Task statement: Scan the data below for the string "intestin". Copy every line where it appears.

Input data:
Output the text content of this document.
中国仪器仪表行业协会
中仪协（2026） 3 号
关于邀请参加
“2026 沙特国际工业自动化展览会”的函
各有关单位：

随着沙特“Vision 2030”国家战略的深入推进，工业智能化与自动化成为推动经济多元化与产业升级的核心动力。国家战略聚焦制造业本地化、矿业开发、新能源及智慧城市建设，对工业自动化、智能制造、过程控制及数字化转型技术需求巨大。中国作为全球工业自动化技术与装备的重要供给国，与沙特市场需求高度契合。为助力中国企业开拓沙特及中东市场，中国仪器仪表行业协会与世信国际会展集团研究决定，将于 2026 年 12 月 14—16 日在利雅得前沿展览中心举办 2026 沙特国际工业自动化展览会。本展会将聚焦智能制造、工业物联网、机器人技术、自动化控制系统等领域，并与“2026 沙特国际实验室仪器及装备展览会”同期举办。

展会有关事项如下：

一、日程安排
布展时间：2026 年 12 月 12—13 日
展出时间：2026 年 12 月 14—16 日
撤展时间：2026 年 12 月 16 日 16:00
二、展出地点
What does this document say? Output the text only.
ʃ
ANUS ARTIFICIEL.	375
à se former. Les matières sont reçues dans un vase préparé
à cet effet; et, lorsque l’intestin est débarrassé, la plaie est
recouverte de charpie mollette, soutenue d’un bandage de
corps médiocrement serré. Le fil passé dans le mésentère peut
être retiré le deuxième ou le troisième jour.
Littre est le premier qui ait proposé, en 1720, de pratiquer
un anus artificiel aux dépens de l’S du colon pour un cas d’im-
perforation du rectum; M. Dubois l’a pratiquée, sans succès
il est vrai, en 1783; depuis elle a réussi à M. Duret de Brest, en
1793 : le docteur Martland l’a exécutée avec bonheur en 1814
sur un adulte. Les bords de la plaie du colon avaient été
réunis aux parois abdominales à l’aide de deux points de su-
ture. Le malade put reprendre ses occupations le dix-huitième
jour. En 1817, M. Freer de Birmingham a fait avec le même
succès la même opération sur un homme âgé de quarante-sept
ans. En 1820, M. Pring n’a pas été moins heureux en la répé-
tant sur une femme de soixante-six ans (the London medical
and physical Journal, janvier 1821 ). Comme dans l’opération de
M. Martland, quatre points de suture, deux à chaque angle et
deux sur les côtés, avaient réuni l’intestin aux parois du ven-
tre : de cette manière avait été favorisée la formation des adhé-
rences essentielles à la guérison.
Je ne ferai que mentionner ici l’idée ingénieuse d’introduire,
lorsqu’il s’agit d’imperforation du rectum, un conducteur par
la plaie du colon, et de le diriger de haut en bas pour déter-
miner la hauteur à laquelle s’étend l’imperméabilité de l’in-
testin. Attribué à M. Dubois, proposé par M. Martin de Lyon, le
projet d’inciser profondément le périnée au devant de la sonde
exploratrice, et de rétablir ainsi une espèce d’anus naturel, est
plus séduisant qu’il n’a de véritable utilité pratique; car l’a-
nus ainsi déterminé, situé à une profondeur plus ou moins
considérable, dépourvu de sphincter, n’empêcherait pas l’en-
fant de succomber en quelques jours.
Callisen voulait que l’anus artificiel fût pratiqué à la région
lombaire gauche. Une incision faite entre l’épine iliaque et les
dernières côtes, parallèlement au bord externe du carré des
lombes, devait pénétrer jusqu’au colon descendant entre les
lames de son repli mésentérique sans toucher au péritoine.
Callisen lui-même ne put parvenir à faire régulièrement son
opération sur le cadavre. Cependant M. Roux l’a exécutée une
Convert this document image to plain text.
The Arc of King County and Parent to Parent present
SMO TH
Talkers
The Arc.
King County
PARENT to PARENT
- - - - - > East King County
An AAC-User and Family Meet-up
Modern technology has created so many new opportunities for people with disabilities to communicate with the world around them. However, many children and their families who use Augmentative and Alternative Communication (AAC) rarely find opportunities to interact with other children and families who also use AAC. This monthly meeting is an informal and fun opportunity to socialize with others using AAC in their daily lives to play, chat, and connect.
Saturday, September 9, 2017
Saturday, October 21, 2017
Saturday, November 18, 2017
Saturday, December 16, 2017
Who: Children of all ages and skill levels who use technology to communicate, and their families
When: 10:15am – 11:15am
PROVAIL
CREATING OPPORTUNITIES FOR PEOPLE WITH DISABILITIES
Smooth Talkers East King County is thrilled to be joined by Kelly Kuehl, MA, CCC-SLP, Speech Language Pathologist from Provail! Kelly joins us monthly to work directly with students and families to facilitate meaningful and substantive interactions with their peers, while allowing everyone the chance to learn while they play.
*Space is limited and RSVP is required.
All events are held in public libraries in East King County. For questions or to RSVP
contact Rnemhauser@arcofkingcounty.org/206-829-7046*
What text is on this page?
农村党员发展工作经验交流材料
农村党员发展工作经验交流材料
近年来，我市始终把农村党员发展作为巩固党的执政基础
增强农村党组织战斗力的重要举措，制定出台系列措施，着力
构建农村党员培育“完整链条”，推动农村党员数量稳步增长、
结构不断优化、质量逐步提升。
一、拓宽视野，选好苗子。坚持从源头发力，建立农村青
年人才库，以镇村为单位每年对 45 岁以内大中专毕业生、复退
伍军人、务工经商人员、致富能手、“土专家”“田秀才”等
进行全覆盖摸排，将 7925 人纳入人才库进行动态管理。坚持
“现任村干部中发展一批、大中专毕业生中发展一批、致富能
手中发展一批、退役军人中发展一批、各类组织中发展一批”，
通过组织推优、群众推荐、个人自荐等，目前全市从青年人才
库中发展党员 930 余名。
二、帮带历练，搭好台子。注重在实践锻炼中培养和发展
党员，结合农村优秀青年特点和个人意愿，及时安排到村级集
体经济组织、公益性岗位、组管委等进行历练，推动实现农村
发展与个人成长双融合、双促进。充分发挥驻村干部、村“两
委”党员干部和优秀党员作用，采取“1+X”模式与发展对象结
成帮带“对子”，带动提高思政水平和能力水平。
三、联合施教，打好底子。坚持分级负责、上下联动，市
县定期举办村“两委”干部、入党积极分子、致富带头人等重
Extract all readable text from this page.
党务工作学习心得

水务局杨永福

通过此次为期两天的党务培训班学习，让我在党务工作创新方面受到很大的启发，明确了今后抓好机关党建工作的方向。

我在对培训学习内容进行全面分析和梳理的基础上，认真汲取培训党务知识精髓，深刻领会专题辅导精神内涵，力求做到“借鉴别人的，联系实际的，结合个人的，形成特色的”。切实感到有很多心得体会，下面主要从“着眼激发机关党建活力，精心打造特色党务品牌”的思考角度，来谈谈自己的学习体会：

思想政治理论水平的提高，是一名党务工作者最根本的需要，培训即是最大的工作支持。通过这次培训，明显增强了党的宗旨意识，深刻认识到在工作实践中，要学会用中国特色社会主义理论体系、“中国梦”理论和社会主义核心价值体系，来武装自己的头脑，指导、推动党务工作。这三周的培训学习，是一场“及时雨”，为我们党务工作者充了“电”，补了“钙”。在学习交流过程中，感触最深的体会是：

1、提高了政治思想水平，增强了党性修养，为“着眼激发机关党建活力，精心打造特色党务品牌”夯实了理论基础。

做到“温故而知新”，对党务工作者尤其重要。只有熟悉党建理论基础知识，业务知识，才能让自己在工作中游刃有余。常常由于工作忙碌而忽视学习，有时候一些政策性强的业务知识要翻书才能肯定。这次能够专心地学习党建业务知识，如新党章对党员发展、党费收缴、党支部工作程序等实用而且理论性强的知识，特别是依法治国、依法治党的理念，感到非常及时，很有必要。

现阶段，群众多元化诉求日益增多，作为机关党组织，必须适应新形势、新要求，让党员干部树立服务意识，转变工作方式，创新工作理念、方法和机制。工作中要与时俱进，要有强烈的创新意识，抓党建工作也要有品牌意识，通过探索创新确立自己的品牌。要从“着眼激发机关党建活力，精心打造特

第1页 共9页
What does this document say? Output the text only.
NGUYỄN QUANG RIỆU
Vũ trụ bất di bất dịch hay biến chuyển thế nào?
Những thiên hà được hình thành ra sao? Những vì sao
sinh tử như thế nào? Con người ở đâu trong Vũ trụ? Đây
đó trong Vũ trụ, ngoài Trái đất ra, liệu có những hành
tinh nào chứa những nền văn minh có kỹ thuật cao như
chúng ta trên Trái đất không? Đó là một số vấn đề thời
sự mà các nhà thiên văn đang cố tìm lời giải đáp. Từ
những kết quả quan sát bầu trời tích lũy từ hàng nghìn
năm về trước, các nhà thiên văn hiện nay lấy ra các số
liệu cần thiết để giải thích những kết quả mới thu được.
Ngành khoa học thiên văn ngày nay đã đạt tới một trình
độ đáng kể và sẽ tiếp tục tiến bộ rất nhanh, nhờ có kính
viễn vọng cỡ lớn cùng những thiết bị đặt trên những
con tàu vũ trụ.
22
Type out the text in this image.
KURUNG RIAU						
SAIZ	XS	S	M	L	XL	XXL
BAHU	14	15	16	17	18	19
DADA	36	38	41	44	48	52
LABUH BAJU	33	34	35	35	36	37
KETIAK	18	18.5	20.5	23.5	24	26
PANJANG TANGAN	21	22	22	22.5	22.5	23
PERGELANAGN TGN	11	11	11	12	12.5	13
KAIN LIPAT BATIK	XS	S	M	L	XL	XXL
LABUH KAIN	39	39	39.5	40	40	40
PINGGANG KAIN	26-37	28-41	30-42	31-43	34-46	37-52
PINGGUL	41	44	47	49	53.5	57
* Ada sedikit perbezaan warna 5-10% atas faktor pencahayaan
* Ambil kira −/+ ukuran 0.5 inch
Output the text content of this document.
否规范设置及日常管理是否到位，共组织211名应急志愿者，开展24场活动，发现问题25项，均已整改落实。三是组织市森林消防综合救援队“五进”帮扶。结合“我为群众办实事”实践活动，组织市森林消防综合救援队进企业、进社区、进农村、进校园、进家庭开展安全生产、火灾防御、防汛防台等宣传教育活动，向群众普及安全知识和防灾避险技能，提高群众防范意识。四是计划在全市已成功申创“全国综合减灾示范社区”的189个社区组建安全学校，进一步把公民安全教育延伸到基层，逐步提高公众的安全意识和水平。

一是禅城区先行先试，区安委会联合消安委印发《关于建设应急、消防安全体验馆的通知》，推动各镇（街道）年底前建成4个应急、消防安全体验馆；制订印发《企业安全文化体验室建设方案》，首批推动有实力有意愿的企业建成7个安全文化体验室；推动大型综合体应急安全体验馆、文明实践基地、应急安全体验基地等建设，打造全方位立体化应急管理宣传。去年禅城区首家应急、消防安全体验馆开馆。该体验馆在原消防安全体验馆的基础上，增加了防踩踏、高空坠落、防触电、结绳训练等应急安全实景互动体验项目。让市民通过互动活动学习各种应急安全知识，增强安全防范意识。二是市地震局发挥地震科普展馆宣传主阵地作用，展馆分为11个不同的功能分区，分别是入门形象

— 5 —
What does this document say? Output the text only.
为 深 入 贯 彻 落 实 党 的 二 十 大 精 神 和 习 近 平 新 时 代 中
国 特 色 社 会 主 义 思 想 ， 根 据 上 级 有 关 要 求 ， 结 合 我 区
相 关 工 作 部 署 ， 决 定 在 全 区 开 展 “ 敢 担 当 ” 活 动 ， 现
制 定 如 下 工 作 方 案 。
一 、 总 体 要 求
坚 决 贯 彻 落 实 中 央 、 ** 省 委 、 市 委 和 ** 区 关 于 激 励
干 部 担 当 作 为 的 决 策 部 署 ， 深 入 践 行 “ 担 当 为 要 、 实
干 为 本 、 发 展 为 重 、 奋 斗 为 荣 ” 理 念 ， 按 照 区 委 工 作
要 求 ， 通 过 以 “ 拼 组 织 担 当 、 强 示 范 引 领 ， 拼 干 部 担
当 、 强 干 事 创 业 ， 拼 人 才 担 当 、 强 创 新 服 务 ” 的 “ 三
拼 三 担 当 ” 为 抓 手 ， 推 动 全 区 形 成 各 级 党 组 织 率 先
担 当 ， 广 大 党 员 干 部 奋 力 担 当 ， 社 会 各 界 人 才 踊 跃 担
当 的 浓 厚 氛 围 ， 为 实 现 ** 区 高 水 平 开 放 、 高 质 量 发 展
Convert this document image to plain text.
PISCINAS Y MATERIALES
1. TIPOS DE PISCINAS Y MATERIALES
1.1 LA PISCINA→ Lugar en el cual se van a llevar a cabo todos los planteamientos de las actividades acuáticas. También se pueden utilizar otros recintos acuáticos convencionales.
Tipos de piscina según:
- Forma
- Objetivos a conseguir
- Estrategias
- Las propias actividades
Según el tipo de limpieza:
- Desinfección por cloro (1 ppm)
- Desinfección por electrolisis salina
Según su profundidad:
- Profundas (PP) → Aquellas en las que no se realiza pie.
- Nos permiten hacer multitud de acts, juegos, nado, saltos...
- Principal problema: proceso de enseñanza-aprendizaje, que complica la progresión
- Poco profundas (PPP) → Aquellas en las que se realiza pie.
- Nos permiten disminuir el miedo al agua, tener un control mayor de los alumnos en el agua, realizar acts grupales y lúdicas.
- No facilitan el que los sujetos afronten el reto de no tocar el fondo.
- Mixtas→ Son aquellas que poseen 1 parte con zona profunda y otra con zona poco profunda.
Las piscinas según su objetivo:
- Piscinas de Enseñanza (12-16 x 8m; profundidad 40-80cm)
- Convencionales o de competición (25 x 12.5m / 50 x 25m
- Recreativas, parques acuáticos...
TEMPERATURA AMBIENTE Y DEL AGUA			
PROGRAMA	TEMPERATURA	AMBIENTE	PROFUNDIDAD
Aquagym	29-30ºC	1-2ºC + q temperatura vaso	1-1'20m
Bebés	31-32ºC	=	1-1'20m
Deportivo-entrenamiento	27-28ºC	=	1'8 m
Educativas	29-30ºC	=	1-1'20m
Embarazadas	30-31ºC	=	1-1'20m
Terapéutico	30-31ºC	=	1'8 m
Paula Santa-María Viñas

Solved problem:
à cet effet; et, lorsque l’intestin est débarrassé, la plaie est
deux sur les côtés, avaient réuni l’intestin aux parois du ven-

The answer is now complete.